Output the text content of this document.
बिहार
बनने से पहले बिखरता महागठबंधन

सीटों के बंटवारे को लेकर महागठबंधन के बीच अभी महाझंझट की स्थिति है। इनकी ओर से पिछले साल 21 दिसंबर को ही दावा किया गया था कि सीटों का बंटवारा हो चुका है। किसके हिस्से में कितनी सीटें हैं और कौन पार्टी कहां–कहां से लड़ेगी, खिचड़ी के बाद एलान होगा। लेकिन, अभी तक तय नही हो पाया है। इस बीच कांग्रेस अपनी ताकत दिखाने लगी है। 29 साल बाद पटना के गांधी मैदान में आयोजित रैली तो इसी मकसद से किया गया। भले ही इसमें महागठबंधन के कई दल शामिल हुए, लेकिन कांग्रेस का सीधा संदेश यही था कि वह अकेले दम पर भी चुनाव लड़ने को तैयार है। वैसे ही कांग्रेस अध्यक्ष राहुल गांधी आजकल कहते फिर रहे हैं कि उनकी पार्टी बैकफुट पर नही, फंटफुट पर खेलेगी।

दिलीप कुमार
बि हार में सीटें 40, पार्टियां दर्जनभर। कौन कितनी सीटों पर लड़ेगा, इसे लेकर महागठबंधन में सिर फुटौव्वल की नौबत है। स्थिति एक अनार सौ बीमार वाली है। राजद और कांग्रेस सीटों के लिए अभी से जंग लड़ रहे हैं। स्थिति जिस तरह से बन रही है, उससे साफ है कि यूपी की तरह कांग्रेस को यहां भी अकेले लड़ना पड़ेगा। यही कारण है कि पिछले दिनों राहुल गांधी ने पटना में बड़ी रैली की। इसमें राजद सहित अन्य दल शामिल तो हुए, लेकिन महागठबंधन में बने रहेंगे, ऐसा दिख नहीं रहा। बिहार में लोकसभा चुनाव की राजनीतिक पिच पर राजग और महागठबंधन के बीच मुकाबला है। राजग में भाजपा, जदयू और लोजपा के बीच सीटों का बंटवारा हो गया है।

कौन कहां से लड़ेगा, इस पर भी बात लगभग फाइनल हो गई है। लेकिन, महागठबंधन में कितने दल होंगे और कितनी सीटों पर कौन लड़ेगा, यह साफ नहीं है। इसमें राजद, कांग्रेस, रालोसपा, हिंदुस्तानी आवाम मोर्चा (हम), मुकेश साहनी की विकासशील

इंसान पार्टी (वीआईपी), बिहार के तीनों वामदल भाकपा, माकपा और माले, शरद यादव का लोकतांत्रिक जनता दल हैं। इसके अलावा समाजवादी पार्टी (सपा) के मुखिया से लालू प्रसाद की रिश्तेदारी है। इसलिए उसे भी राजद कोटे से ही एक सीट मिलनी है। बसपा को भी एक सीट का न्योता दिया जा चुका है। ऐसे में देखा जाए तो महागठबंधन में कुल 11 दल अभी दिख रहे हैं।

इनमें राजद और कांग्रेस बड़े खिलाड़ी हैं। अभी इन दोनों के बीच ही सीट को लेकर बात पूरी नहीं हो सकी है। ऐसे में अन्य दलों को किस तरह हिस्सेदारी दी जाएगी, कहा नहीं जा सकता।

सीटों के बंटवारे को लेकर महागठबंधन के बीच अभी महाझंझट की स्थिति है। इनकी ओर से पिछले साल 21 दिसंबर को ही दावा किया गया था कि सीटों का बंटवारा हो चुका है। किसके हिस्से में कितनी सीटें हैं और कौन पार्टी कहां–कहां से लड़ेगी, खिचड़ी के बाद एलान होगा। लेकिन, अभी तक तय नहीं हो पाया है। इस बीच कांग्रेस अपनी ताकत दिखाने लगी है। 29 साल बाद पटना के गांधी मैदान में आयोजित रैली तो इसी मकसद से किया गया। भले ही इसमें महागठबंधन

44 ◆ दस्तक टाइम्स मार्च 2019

- Exercise objective -
Give all the entries again exactly; leave none out.

- Worked solution -
Output the text content of this document.
बिहार
बनने से पहले बिखरता महागठबंधन

सीटों के बंटवारे को लेकर महागठबंधन के बीच अभी महाझंझट की स्थिति है। इनकी ओर से पिछले साल 21 दिसंबर को ही दावा किया गया था कि सीटों का बंटवारा हो चुका है। किसके हिस्से में कितनी सीटें हैं और कौन पार्टी कहां–कहां से लड़ेगी, खिचड़ी के बाद एलान होगा। लेकिन, अभी तक तय नही हो पाया है। इस बीच कांग्रेस अपनी ताकत दिखाने लगी है। 29 साल बाद पटना के गांधी मैदान में आयोजित रैली तो इसी मकसद से किया गया। भले ही इसमें महागठबंधन के कई दल शामिल हुए, लेकिन कांग्रेस का सीधा संदेश यही था कि वह अकेले दम पर भी चुनाव लड़ने को तैयार है। वैसे ही कांग्रेस अध्यक्ष राहुल गांधी आजकल कहते फिर रहे हैं कि उनकी पार्टी बैकफुट पर नही, फंटफुट पर खेलेगी।

दिलीप कुमार
बि हार में सीटें 40, पार्टियां दर्जनभर। कौन कितनी सीटों पर लड़ेगा, इसे लेकर महागठबंधन में सिर फुटौव्वल की नौबत है। स्थिति एक अनार सौ बीमार वाली है। राजद और कांग्रेस सीटों के लिए अभी से जंग लड़ रहे हैं। स्थिति जिस तरह से बन रही है, उससे साफ है कि यूपी की तरह कांग्रेस को यहां भी अकेले लड़ना पड़ेगा। यही कारण है कि पिछले दिनों राहुल गांधी ने पटना में बड़ी रैली की। इसमें राजद सहित अन्य दल शामिल तो हुए, लेकिन महागठबंधन में बने रहेंगे, ऐसा दिख नहीं रहा। बिहार में लोकसभा चुनाव की राजनीतिक पिच पर राजग और महागठबंधन के बीच मुकाबला है। राजग में भाजपा, जदयू और लोजपा के बीच सीटों का बंटवारा हो गया है।

कौन कहां से लड़ेगा, इस पर भी बात लगभग फाइनल हो गई है। लेकिन, महागठबंधन में कितने दल होंगे और कितनी सीटों पर कौन लड़ेगा, यह साफ नहीं है। इसमें राजद, कांग्रेस, रालोसपा, हिंदुस्तानी आवाम मोर्चा (हम), मुकेश साहनी की विकासशील

इंसान पार्टी (वीआईपी), बिहार के तीनों वामदल भाकपा, माकपा और माले, शरद यादव का लोकतांत्रिक जनता दल हैं। इसके अलावा समाजवादी पार्टी (सपा) के मुखिया से लालू प्रसाद की रिश्तेदारी है। इसलिए उसे भी राजद कोटे से ही एक सीट मिलनी है। बसपा को भी एक सीट का न्योता दिया जा चुका है। ऐसे में देखा जाए तो महागठबंधन में कुल 11 दल अभी दिख रहे हैं।

इनमें राजद और कांग्रेस बड़े खिलाड़ी हैं। अभी इन दोनों के बीच ही सीट को लेकर बात पूरी नहीं हो सकी है। ऐसे में अन्य दलों को किस तरह हिस्सेदारी दी जाएगी, कहा नहीं जा सकता।

सीटों के बंटवारे को लेकर महागठबंधन के बीच अभी महाझंझट की स्थिति है। इनकी ओर से पिछले साल 21 दिसंबर को ही दावा किया गया था कि सीटों का बंटवारा हो चुका है। किसके हिस्से में कितनी सीटें हैं और कौन पार्टी कहां–कहां से लड़ेगी, खिचड़ी के बाद एलान होगा। लेकिन, अभी तक तय नहीं हो पाया है। इस बीच कांग्रेस अपनी ताकत दिखाने लगी है। 29 साल बाद पटना के गांधी मैदान में आयोजित रैली तो इसी मकसद से किया गया। भले ही इसमें महागठबंधन

44 ◆ दस्तक टाइम्स मार्च 2019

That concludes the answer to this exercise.